Review the material and extract every line in which the word "name" occurs.

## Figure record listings
- - -

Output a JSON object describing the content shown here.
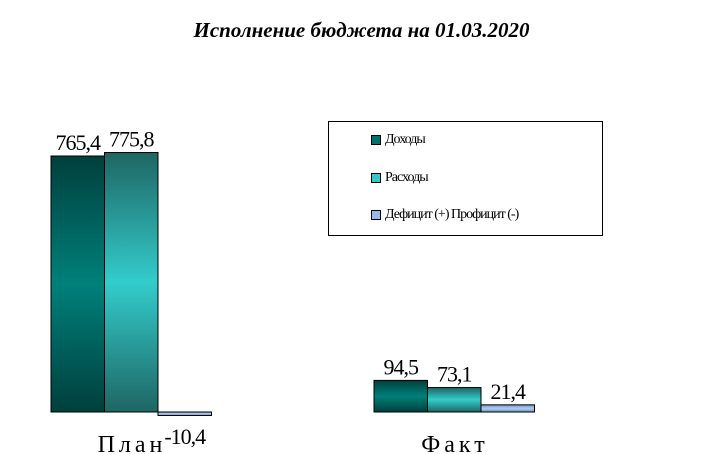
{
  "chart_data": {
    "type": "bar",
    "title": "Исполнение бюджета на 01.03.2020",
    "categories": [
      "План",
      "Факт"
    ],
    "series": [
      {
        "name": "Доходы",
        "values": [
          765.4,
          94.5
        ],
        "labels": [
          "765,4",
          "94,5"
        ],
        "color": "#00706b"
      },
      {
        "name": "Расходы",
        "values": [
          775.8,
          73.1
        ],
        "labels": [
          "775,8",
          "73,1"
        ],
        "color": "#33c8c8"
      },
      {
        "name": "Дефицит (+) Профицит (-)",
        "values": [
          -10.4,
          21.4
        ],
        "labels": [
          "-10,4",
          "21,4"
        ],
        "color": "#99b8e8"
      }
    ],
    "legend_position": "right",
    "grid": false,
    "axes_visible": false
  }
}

- - -

## Solution
        "name": "Доходы",
        "name": "Расходы",
        "name": "Дефицит (+) Профицит (-)",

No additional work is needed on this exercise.